Prompt |
Take every line from the material that has the word "Variance" in it.

Dataset excerpt:
☆ ☆ ☆ ☆

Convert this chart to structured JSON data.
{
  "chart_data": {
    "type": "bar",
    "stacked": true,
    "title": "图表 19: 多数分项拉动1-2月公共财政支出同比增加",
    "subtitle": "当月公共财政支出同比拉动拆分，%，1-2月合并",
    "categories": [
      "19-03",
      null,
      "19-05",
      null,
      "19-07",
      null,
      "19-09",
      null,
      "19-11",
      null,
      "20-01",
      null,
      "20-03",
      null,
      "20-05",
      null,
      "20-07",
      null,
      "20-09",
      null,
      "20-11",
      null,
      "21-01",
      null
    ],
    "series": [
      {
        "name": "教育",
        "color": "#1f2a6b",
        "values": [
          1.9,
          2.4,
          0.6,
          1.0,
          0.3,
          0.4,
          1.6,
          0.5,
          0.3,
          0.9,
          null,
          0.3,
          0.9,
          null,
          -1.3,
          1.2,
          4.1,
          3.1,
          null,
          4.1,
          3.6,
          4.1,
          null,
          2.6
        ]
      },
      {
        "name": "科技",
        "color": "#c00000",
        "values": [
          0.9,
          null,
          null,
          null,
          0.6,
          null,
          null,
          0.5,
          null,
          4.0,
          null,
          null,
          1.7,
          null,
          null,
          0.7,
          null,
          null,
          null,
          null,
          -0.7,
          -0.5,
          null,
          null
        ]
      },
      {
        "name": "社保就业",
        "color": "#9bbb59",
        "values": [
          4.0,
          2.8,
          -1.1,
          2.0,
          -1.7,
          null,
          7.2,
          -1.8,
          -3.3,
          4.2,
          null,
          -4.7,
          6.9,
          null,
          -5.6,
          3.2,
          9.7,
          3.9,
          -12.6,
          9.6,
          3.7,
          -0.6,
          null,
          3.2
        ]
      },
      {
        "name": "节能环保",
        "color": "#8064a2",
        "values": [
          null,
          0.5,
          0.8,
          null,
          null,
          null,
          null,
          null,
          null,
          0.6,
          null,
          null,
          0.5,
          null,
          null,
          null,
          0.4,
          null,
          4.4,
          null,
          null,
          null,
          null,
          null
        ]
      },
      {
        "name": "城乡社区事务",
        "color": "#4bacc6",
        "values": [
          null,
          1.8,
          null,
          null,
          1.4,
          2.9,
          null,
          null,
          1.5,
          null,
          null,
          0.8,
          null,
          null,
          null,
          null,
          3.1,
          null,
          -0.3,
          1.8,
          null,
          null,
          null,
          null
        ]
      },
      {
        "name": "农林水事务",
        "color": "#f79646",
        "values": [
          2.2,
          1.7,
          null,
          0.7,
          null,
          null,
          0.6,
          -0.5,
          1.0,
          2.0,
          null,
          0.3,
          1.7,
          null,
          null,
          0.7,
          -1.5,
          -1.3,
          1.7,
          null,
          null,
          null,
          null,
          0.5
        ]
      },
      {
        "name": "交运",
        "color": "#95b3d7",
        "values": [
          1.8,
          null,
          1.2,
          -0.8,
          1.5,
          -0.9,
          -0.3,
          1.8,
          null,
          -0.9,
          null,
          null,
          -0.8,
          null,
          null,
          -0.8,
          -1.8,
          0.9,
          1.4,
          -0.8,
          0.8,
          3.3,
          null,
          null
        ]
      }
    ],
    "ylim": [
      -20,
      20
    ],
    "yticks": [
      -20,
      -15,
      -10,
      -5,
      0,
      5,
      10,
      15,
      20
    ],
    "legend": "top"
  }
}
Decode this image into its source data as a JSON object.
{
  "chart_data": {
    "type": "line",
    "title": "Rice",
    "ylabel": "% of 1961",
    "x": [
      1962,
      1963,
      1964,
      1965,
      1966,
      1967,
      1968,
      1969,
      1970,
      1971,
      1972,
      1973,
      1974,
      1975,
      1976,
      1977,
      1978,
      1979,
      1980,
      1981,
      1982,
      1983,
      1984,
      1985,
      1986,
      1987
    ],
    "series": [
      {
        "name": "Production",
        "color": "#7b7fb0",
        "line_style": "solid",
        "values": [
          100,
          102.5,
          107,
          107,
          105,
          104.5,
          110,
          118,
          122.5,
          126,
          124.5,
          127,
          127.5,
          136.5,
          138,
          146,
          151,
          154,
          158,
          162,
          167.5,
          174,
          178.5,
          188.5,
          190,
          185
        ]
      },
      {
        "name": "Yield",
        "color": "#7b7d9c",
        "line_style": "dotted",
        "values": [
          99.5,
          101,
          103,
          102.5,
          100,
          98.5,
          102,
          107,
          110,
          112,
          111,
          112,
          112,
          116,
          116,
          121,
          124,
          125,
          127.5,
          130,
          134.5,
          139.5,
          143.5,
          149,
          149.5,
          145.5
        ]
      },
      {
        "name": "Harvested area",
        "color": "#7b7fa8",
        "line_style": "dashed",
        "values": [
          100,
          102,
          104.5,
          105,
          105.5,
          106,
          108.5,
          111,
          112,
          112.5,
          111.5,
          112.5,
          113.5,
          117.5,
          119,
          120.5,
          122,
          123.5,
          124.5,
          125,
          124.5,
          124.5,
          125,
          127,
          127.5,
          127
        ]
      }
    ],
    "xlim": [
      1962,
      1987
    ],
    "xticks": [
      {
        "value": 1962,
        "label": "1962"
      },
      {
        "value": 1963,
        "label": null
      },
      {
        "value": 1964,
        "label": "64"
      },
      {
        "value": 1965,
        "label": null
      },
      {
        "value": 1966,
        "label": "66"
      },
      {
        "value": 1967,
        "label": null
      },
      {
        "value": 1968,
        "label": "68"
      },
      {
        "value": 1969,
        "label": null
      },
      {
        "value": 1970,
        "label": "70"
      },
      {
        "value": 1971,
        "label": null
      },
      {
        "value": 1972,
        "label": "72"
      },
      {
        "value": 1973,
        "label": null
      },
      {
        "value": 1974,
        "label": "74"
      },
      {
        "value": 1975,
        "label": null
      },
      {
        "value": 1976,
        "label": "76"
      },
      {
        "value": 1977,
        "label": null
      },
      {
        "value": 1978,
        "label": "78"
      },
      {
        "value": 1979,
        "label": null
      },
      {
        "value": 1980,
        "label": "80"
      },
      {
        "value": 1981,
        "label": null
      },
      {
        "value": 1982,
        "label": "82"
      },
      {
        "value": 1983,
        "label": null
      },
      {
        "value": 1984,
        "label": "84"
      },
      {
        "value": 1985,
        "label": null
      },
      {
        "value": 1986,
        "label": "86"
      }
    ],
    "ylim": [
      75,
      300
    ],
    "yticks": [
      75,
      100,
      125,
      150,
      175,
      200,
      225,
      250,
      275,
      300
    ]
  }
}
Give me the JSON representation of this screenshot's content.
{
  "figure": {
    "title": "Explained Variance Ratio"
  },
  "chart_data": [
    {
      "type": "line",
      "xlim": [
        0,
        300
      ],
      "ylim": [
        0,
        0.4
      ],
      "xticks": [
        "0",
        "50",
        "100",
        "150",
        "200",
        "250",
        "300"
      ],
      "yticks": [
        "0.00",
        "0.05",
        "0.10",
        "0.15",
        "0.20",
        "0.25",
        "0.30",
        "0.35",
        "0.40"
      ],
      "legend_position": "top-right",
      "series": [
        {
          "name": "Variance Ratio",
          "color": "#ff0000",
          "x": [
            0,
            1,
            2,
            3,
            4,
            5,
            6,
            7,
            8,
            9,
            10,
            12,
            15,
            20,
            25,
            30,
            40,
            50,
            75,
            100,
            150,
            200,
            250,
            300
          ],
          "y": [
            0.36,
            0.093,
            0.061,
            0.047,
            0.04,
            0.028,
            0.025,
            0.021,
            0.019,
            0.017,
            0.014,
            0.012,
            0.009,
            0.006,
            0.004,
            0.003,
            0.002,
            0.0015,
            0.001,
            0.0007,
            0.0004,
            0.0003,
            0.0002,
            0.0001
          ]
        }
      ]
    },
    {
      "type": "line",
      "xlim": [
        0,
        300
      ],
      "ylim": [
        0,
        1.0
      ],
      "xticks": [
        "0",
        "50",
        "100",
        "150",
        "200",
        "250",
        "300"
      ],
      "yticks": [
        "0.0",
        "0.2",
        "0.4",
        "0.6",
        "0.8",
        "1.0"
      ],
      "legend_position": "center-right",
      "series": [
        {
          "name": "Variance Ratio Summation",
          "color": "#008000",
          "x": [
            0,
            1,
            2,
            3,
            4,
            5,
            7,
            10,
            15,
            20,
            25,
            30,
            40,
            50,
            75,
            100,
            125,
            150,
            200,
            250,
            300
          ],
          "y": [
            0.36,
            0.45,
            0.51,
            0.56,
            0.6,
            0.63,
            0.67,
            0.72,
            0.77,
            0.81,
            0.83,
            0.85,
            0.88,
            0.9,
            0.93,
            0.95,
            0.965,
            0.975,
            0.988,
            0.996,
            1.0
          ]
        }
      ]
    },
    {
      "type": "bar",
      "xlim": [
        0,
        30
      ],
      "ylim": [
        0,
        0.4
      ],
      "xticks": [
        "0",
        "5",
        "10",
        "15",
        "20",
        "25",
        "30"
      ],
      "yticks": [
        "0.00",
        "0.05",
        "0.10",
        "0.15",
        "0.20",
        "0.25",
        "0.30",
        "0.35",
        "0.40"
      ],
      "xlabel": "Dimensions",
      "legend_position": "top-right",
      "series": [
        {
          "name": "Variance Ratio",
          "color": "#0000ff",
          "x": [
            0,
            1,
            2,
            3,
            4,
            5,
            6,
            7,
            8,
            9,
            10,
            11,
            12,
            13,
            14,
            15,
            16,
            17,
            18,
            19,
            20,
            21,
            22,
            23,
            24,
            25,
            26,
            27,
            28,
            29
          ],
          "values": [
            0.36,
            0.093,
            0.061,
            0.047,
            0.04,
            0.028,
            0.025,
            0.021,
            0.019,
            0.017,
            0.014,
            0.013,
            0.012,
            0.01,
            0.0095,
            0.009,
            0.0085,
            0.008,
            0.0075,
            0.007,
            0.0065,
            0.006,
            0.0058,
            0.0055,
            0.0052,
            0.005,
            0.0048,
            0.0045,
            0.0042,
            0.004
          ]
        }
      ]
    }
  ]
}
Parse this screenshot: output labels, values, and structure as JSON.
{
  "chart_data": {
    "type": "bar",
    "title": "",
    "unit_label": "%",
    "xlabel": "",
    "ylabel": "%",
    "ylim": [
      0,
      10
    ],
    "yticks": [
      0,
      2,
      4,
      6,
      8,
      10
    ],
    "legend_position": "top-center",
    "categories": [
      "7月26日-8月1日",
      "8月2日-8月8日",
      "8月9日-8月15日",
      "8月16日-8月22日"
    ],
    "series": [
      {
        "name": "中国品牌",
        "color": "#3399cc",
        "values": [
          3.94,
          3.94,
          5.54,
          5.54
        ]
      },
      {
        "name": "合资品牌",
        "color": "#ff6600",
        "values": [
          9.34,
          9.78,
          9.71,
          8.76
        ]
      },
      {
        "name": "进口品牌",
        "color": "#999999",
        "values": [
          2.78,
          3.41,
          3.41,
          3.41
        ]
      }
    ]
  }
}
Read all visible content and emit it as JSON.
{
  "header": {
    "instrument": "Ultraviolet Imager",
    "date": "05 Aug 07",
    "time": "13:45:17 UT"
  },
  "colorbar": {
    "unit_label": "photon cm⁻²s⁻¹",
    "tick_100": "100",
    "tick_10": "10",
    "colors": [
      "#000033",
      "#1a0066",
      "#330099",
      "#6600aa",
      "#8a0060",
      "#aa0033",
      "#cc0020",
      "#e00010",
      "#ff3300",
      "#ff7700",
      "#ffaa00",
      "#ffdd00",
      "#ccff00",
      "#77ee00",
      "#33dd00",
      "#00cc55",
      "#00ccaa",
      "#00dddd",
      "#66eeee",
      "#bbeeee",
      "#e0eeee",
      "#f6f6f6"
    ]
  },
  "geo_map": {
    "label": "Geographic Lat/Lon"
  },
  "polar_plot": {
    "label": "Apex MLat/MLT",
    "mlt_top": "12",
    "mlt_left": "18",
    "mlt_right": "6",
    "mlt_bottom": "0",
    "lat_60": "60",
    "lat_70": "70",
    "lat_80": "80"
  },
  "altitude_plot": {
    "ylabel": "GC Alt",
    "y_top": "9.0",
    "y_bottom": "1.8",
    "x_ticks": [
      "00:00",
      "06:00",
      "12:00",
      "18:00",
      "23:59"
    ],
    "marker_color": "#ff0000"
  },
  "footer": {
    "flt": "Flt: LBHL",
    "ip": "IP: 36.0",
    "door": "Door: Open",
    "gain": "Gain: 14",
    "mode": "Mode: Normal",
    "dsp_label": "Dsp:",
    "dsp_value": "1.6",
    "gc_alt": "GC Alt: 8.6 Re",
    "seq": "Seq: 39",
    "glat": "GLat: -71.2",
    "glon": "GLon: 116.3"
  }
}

☆ ☆ ☆ ☆

Complete answer |
    "title": "Explained Variance Ratio"
          "name": "Variance Ratio",
          "name": "Variance Ratio Summation",
          "name": "Variance Ratio",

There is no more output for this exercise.